JOB: Turn the entries below, from the first one through the line containing "delete-stop-icon[interactable]: 🗑 [981,430,994,441]", into a numbered list that includes that line and omits any blank lines.

DATA FOR PROCESSING:
---+---
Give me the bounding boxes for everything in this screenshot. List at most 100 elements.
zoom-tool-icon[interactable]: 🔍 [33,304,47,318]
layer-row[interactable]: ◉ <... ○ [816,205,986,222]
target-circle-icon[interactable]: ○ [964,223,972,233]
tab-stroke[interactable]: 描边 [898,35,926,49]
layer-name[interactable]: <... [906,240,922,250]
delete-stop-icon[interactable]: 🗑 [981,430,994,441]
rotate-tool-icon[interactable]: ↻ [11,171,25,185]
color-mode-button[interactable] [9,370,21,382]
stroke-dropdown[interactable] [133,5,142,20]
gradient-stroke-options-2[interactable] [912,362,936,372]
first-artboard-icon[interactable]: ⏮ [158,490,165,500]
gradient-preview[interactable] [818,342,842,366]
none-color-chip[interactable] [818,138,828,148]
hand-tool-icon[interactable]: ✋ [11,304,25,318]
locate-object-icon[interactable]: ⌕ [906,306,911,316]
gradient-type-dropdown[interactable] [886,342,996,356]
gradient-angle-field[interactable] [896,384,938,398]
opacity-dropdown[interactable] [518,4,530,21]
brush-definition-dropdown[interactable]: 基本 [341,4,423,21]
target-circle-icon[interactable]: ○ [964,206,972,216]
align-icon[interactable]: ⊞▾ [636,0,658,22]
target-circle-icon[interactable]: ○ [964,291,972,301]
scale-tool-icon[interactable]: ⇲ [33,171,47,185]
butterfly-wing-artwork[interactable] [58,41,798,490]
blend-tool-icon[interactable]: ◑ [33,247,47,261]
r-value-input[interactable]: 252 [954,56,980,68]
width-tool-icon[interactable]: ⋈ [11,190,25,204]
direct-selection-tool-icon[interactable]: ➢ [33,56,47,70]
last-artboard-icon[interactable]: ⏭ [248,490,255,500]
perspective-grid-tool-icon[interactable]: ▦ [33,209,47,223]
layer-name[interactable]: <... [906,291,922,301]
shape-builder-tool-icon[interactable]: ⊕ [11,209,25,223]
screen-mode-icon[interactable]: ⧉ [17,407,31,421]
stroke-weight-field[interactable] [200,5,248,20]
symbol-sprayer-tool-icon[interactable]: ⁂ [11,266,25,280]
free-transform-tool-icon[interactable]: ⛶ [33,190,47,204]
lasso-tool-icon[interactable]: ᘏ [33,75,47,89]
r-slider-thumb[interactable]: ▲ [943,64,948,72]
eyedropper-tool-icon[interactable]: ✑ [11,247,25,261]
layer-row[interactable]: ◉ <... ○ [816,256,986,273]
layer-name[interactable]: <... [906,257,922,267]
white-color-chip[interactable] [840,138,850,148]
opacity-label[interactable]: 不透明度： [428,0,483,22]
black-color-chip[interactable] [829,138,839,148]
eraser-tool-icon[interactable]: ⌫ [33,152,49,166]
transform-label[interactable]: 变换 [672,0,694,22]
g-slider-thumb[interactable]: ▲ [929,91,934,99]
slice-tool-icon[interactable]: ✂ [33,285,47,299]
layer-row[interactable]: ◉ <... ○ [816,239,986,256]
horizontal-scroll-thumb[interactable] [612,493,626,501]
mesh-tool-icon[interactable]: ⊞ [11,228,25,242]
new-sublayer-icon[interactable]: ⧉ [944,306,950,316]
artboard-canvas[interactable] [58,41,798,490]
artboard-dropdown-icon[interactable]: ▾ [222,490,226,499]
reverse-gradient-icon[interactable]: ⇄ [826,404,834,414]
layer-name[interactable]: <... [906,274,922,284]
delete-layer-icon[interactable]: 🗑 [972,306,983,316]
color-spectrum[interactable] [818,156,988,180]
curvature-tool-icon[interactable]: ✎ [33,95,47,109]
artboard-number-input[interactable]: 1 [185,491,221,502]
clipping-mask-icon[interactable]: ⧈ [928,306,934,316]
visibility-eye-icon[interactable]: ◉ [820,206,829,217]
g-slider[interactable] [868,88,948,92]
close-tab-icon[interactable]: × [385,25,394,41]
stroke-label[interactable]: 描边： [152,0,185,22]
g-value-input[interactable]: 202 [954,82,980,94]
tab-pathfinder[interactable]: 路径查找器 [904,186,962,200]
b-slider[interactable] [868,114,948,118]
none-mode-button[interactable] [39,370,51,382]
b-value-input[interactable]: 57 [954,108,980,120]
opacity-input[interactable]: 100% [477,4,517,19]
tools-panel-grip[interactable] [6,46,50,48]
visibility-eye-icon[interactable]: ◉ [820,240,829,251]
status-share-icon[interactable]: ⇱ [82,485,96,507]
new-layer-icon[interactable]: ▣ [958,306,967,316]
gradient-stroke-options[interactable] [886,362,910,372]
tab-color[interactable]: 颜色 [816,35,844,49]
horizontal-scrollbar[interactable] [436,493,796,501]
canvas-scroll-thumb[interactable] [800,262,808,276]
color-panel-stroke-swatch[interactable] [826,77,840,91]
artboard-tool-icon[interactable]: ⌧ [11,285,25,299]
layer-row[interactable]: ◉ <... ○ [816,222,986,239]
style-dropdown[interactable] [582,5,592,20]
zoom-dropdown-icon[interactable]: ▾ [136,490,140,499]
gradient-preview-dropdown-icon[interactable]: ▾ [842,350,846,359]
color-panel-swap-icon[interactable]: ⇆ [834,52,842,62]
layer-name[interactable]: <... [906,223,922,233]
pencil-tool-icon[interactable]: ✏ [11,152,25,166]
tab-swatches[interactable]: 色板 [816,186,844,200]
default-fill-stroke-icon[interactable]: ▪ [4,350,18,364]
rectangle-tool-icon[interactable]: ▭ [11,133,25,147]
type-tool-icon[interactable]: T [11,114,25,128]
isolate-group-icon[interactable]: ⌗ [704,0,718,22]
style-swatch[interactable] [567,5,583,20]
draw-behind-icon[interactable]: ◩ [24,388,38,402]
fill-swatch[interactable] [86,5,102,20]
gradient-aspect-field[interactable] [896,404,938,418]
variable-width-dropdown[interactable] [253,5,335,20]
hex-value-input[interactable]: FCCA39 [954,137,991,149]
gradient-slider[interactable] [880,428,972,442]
---+---
ANSWER IN FULL:
1. Give me the bounding boxes for everything in this screenshot. List at most 100 elements.
2. zoom-tool-icon[interactable]: 🔍 [33,304,47,318]
3. layer-row[interactable]: ◉ <... ○ [816,205,986,222]
4. target-circle-icon[interactable]: ○ [964,223,972,233]
5. tab-stroke[interactable]: 描边 [898,35,926,49]
6. layer-name[interactable]: <... [906,240,922,250]
7. delete-stop-icon[interactable]: 🗑 [981,430,994,441]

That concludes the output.